## Start Material for this exercise
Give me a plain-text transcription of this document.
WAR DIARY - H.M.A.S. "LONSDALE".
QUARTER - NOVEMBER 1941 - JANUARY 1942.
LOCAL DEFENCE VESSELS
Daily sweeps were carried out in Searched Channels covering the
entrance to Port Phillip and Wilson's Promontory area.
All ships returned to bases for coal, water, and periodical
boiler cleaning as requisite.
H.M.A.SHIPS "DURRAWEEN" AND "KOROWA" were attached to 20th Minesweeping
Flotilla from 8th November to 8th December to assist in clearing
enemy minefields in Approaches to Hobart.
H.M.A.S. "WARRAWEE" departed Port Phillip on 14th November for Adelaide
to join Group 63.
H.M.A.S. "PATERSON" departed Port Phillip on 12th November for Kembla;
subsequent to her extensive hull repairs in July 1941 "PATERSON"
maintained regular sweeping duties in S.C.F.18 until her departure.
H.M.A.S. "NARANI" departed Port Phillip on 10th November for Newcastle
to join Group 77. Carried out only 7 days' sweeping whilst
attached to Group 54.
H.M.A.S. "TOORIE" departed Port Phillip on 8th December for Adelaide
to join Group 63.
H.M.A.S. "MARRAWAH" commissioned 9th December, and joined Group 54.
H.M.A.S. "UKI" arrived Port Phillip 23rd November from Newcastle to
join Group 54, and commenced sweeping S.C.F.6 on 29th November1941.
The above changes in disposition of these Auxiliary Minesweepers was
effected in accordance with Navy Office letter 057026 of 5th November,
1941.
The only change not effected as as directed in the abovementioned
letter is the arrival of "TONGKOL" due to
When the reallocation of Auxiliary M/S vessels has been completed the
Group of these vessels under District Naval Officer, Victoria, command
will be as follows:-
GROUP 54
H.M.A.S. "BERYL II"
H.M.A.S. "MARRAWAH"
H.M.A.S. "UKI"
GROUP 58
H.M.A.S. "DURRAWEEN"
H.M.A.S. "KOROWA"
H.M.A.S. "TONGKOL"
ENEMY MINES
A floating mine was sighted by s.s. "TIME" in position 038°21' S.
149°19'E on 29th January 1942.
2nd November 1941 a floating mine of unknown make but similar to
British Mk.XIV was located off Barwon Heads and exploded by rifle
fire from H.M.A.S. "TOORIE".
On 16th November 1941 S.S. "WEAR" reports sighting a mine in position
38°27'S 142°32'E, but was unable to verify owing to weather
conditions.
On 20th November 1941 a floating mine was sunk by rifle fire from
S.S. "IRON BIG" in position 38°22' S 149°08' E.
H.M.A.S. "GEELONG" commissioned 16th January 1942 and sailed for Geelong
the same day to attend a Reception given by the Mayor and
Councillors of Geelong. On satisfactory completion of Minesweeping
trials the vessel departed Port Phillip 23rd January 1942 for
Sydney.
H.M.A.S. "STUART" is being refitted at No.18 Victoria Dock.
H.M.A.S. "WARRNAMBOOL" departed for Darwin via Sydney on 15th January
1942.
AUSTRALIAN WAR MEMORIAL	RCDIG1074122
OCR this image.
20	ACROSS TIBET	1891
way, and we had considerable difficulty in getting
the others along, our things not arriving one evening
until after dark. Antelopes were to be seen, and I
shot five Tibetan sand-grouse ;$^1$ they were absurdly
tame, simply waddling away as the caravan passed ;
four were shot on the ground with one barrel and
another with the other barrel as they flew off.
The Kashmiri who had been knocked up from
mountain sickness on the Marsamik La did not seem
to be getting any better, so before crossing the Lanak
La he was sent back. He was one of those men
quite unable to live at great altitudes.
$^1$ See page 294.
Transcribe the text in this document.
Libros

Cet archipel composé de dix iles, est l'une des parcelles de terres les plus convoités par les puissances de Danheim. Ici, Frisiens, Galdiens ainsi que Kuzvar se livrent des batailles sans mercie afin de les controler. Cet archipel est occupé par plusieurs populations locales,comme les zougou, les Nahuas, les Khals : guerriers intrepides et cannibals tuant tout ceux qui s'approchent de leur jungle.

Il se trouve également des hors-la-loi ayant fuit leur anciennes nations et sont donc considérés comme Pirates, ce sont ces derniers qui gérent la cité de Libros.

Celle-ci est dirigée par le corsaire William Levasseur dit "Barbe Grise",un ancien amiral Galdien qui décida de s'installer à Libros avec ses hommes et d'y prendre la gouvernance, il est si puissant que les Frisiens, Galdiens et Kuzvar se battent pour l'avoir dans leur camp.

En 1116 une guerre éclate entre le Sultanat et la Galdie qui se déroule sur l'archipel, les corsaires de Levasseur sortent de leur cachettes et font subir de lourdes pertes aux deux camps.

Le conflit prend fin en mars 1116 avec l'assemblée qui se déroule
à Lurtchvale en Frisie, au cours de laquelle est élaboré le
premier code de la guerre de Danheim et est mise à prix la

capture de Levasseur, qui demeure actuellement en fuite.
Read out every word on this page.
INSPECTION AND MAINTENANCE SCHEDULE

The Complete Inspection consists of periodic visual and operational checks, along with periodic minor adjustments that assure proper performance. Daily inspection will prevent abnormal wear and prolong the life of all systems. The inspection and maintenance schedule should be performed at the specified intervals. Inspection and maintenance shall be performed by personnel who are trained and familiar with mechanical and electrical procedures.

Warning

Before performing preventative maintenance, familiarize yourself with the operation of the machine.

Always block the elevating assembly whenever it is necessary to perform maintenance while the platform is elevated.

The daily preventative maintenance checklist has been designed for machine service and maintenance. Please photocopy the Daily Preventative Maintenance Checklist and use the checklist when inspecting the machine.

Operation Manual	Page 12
## End Material for this exercise
#### Exercise instructions:
Copy each entry exactly, with nothing added or dropped.

#### Problem solution:
Give me a plain-text transcription of this document.
WAR DIARY - H.M.A.S. "LONSDALE".
QUARTER - NOVEMBER 1941 - JANUARY 1942.
LOCAL DEFENCE VESSELS
Daily sweeps were carried out in Searched Channels covering the
entrance to Port Phillip and Wilson's Promontory area.
All ships returned to bases for coal, water, and periodical
boiler cleaning as requisite.
H.M.A.SHIPS "DURRAWEEN" AND "KOROWA" were attached to 20th Minesweeping
Flotilla from 8th November to 8th December to assist in clearing
enemy minefields in Approaches to Hobart.
H.M.A.S. "WARRAWEE" departed Port Phillip on 14th November for Adelaide
to join Group 63.
H.M.A.S. "PATERSON" departed Port Phillip on 12th November for Kembla;
subsequent to her extensive hull repairs in July 1941 "PATERSON"
maintained regular sweeping duties in S.C.F.18 until her departure.
H.M.A.S. "NARANI" departed Port Phillip on 10th November for Newcastle
to join Group 77. Carried out only 7 days' sweeping whilst
attached to Group 54.
H.M.A.S. "TOORIE" departed Port Phillip on 8th December for Adelaide
to join Group 63.
H.M.A.S. "MARRAWAH" commissioned 9th December, and joined Group 54.
H.M.A.S. "UKI" arrived Port Phillip 23rd November from Newcastle to
join Group 54, and commenced sweeping S.C.F.6 on 29th November1941.
The above changes in disposition of these Auxiliary Minesweepers was
effected in accordance with Navy Office letter 057026 of 5th November,
1941.
The only change not effected as as directed in the abovementioned
letter is the arrival of "TONGKOL" due to
When the reallocation of Auxiliary M/S vessels has been completed the
Group of these vessels under District Naval Officer, Victoria, command
will be as follows:-
GROUP 54
H.M.A.S. "BERYL II"
H.M.A.S. "MARRAWAH"
H.M.A.S. "UKI"
GROUP 58
H.M.A.S. "DURRAWEEN"
H.M.A.S. "KOROWA"
H.M.A.S. "TONGKOL"
ENEMY MINES
A floating mine was sighted by s.s. "TIME" in position 038°21' S.
149°19'E on 29th January 1942.
2nd November 1941 a floating mine of unknown make but similar to
British Mk.XIV was located off Barwon Heads and exploded by rifle
fire from H.M.A.S. "TOORIE".
On 16th November 1941 S.S. "WEAR" reports sighting a mine in position
38°27'S 142°32'E, but was unable to verify owing to weather
conditions.
On 20th November 1941 a floating mine was sunk by rifle fire from
S.S. "IRON BIG" in position 38°22' S 149°08' E.
H.M.A.S. "GEELONG" commissioned 16th January 1942 and sailed for Geelong
the same day to attend a Reception given by the Mayor and
Councillors of Geelong. On satisfactory completion of Minesweeping
trials the vessel departed Port Phillip 23rd January 1942 for
Sydney.
H.M.A.S. "STUART" is being refitted at No.18 Victoria Dock.
H.M.A.S. "WARRNAMBOOL" departed for Darwin via Sydney on 15th January
1942.
AUSTRALIAN WAR MEMORIAL	RCDIG1074122
OCR this image.
20	ACROSS TIBET	1891
way, and we had considerable difficulty in getting
the others along, our things not arriving one evening
until after dark. Antelopes were to be seen, and I
shot five Tibetan sand-grouse ;$^1$ they were absurdly
tame, simply waddling away as the caravan passed ;
four were shot on the ground with one barrel and
another with the other barrel as they flew off.
The Kashmiri who had been knocked up from
mountain sickness on the Marsamik La did not seem
to be getting any better, so before crossing the Lanak
La he was sent back. He was one of those men
quite unable to live at great altitudes.
$^1$ See page 294.
Transcribe the text in this document.
Libros

Cet archipel composé de dix iles, est l'une des parcelles de terres les plus convoités par les puissances de Danheim. Ici, Frisiens, Galdiens ainsi que Kuzvar se livrent des batailles sans mercie afin de les controler. Cet archipel est occupé par plusieurs populations locales,comme les zougou, les Nahuas, les Khals : guerriers intrepides et cannibals tuant tout ceux qui s'approchent de leur jungle.

Il se trouve également des hors-la-loi ayant fuit leur anciennes nations et sont donc considérés comme Pirates, ce sont ces derniers qui gérent la cité de Libros.

Celle-ci est dirigée par le corsaire William Levasseur dit "Barbe Grise",un ancien amiral Galdien qui décida de s'installer à Libros avec ses hommes et d'y prendre la gouvernance, il est si puissant que les Frisiens, Galdiens et Kuzvar se battent pour l'avoir dans leur camp.

En 1116 une guerre éclate entre le Sultanat et la Galdie qui se déroule sur l'archipel, les corsaires de Levasseur sortent de leur cachettes et font subir de lourdes pertes aux deux camps.

Le conflit prend fin en mars 1116 avec l'assemblée qui se déroule
à Lurtchvale en Frisie, au cours de laquelle est élaboré le
premier code de la guerre de Danheim et est mise à prix la

capture de Levasseur, qui demeure actuellement en fuite.
Read out every word on this page.
INSPECTION AND MAINTENANCE SCHEDULE

The Complete Inspection consists of periodic visual and operational checks, along with periodic minor adjustments that assure proper performance. Daily inspection will prevent abnormal wear and prolong the life of all systems. The inspection and maintenance schedule should be performed at the specified intervals. Inspection and maintenance shall be performed by personnel who are trained and familiar with mechanical and electrical procedures.

Warning

Before performing preventative maintenance, familiarize yourself with the operation of the machine.

Always block the elevating assembly whenever it is necessary to perform maintenance while the platform is elevated.

The daily preventative maintenance checklist has been designed for machine service and maintenance. Please photocopy the Daily Preventative Maintenance Checklist and use the checklist when inspecting the machine.

Operation Manual	Page 12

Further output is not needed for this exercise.